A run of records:

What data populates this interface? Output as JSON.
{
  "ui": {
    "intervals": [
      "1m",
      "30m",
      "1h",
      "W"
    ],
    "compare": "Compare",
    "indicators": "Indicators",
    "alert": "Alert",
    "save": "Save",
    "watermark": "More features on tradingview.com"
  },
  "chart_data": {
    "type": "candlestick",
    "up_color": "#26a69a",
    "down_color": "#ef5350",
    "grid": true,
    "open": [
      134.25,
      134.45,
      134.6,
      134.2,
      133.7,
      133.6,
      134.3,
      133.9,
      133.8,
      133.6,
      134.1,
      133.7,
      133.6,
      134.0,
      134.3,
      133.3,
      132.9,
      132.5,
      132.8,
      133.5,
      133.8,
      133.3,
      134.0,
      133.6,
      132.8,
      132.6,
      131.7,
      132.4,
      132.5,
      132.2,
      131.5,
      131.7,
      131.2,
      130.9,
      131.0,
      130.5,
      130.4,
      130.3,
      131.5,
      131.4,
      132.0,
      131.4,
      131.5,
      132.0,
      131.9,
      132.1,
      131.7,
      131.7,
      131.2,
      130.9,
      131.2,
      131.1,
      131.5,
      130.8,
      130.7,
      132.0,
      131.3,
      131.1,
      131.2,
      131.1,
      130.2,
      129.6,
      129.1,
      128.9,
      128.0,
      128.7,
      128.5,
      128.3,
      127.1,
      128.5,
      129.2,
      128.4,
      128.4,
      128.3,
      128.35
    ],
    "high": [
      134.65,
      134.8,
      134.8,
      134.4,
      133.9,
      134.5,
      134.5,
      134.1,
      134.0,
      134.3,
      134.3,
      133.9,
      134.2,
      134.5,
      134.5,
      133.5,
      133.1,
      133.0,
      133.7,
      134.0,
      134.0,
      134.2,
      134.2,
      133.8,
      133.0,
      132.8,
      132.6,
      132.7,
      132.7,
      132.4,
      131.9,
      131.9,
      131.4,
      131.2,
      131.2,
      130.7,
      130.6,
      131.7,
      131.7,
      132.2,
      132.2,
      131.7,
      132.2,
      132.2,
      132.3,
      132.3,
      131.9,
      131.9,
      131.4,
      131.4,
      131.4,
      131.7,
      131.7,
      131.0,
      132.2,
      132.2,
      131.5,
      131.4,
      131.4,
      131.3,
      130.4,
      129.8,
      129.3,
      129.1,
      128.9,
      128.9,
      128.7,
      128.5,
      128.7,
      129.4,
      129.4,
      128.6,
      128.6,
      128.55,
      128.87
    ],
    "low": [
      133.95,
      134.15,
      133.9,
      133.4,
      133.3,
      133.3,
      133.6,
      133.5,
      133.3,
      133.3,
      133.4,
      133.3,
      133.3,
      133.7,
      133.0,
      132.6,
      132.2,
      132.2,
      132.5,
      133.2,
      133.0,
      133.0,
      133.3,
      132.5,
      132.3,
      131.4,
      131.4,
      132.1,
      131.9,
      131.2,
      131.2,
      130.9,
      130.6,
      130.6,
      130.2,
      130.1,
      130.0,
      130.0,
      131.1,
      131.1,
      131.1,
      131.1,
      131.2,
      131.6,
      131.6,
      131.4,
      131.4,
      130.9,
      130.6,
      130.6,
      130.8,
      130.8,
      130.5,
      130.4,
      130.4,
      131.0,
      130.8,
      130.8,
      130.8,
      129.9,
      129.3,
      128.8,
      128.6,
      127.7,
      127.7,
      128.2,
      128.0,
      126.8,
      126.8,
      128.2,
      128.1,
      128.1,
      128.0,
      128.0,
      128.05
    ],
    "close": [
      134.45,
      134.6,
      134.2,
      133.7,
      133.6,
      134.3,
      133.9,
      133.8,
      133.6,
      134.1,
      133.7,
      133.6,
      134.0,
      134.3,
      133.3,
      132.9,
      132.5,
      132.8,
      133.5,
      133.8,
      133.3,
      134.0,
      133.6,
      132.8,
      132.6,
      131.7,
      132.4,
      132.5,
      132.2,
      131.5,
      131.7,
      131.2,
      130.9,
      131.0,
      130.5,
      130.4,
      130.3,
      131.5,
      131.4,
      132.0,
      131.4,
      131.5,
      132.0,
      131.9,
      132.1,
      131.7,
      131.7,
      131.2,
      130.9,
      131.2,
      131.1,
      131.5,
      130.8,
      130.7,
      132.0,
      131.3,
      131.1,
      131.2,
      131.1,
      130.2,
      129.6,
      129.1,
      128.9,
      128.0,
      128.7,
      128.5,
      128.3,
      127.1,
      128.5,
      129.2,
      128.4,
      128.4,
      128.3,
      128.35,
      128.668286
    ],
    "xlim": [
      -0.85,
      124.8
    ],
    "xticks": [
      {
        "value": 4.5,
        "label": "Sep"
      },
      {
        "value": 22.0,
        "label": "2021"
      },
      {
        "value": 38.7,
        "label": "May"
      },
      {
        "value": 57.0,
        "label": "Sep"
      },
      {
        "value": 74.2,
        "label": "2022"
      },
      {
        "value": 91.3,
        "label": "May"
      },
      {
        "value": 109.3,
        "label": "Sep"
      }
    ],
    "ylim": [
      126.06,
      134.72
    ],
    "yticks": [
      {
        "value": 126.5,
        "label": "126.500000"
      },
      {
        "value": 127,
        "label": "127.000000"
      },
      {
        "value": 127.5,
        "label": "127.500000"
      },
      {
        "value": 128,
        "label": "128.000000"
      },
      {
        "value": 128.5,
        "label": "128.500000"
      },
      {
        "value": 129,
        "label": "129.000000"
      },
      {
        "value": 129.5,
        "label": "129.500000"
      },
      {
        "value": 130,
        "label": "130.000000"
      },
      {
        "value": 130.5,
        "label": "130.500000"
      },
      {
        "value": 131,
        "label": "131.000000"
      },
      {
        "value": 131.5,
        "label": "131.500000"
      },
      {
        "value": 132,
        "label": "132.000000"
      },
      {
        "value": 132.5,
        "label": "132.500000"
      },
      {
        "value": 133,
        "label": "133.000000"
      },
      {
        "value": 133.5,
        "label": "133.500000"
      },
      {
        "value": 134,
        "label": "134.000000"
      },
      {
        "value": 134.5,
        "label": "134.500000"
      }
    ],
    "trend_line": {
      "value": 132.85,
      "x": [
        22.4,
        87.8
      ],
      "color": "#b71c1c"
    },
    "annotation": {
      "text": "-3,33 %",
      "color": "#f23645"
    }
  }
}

# Exercise aim:
Repeat each record in full; every line must match exactly.

# Solution to this task:
What data populates this interface? Output as JSON.
{
  "ui": {
    "intervals": [
      "1m",
      "30m",
      "1h",
      "W"
    ],
    "compare": "Compare",
    "indicators": "Indicators",
    "alert": "Alert",
    "save": "Save",
    "watermark": "More features on tradingview.com"
  },
  "chart_data": {
    "type": "candlestick",
    "up_color": "#26a69a",
    "down_color": "#ef5350",
    "grid": true,
    "open": [
      134.25,
      134.45,
      134.6,
      134.2,
      133.7,
      133.6,
      134.3,
      133.9,
      133.8,
      133.6,
      134.1,
      133.7,
      133.6,
      134.0,
      134.3,
      133.3,
      132.9,
      132.5,
      132.8,
      133.5,
      133.8,
      133.3,
      134.0,
      133.6,
      132.8,
      132.6,
      131.7,
      132.4,
      132.5,
      132.2,
      131.5,
      131.7,
      131.2,
      130.9,
      131.0,
      130.5,
      130.4,
      130.3,
      131.5,
      131.4,
      132.0,
      131.4,
      131.5,
      132.0,
      131.9,
      132.1,
      131.7,
      131.7,
      131.2,
      130.9,
      131.2,
      131.1,
      131.5,
      130.8,
      130.7,
      132.0,
      131.3,
      131.1,
      131.2,
      131.1,
      130.2,
      129.6,
      129.1,
      128.9,
      128.0,
      128.7,
      128.5,
      128.3,
      127.1,
      128.5,
      129.2,
      128.4,
      128.4,
      128.3,
      128.35
    ],
    "high": [
      134.65,
      134.8,
      134.8,
      134.4,
      133.9,
      134.5,
      134.5,
      134.1,
      134.0,
      134.3,
      134.3,
      133.9,
      134.2,
      134.5,
      134.5,
      133.5,
      133.1,
      133.0,
      133.7,
      134.0,
      134.0,
      134.2,
      134.2,
      133.8,
      133.0,
      132.8,
      132.6,
      132.7,
      132.7,
      132.4,
      131.9,
      131.9,
      131.4,
      131.2,
      131.2,
      130.7,
      130.6,
      131.7,
      131.7,
      132.2,
      132.2,
      131.7,
      132.2,
      132.2,
      132.3,
      132.3,
      131.9,
      131.9,
      131.4,
      131.4,
      131.4,
      131.7,
      131.7,
      131.0,
      132.2,
      132.2,
      131.5,
      131.4,
      131.4,
      131.3,
      130.4,
      129.8,
      129.3,
      129.1,
      128.9,
      128.9,
      128.7,
      128.5,
      128.7,
      129.4,
      129.4,
      128.6,
      128.6,
      128.55,
      128.87
    ],
    "low": [
      133.95,
      134.15,
      133.9,
      133.4,
      133.3,
      133.3,
      133.6,
      133.5,
      133.3,
      133.3,
      133.4,
      133.3,
      133.3,
      133.7,
      133.0,
      132.6,
      132.2,
      132.2,
      132.5,
      133.2,
      133.0,
      133.0,
      133.3,
      132.5,
      132.3,
      131.4,
      131.4,
      132.1,
      131.9,
      131.2,
      131.2,
      130.9,
      130.6,
      130.6,
      130.2,
      130.1,
      130.0,
      130.0,
      131.1,
      131.1,
      131.1,
      131.1,
      131.2,
      131.6,
      131.6,
      131.4,
      131.4,
      130.9,
      130.6,
      130.6,
      130.8,
      130.8,
      130.5,
      130.4,
      130.4,
      131.0,
      130.8,
      130.8,
      130.8,
      129.9,
      129.3,
      128.8,
      128.6,
      127.7,
      127.7,
      128.2,
      128.0,
      126.8,
      126.8,
      128.2,
      128.1,
      128.1,
      128.0,
      128.0,
      128.05
    ],
    "close": [
      134.45,
      134.6,
      134.2,
      133.7,
      133.6,
      134.3,
      133.9,
      133.8,
      133.6,
      134.1,
      133.7,
      133.6,
      134.0,
      134.3,
      133.3,
      132.9,
      132.5,
      132.8,
      133.5,
      133.8,
      133.3,
      134.0,
      133.6,
      132.8,
      132.6,
      131.7,
      132.4,
      132.5,
      132.2,
      131.5,
      131.7,
      131.2,
      130.9,
      131.0,
      130.5,
      130.4,
      130.3,
      131.5,
      131.4,
      132.0,
      131.4,
      131.5,
      132.0,
      131.9,
      132.1,
      131.7,
      131.7,
      131.2,
      130.9,
      131.2,
      131.1,
      131.5,
      130.8,
      130.7,
      132.0,
      131.3,
      131.1,
      131.2,
      131.1,
      130.2,
      129.6,
      129.1,
      128.9,
      128.0,
      128.7,
      128.5,
      128.3,
      127.1,
      128.5,
      129.2,
      128.4,
      128.4,
      128.3,
      128.35,
      128.668286
    ],
    "xlim": [
      -0.85,
      124.8
    ],
    "xticks": [
      {
        "value": 4.5,
        "label": "Sep"
      },
      {
        "value": 22.0,
        "label": "2021"
      },
      {
        "value": 38.7,
        "label": "May"
      },
      {
        "value": 57.0,
        "label": "Sep"
      },
      {
        "value": 74.2,
        "label": "2022"
      },
      {
        "value": 91.3,
        "label": "May"
      },
      {
        "value": 109.3,
        "label": "Sep"
      }
    ],
    "ylim": [
      126.06,
      134.72
    ],
    "yticks": [
      {
        "value": 126.5,
        "label": "126.500000"
      },
      {
        "value": 127,
        "label": "127.000000"
      },
      {
        "value": 127.5,
        "label": "127.500000"
      },
      {
        "value": 128,
        "label": "128.000000"
      },
      {
        "value": 128.5,
        "label": "128.500000"
      },
      {
        "value": 129,
        "label": "129.000000"
      },
      {
        "value": 129.5,
        "label": "129.500000"
      },
      {
        "value": 130,
        "label": "130.000000"
      },
      {
        "value": 130.5,
        "label": "130.500000"
      },
      {
        "value": 131,
        "label": "131.000000"
      },
      {
        "value": 131.5,
        "label": "131.500000"
      },
      {
        "value": 132,
        "label": "132.000000"
      },
      {
        "value": 132.5,
        "label": "132.500000"
      },
      {
        "value": 133,
        "label": "133.000000"
      },
      {
        "value": 133.5,
        "label": "133.500000"
      },
      {
        "value": 134,
        "label": "134.000000"
      },
      {
        "value": 134.5,
        "label": "134.500000"
      }
    ],
    "trend_line": {
      "value": 132.85,
      "x": [
        22.4,
        87.8
      ],
      "color": "#b71c1c"
    },
    "annotation": {
      "text": "-3,33 %",
      "color": "#f23645"
    }
  }
}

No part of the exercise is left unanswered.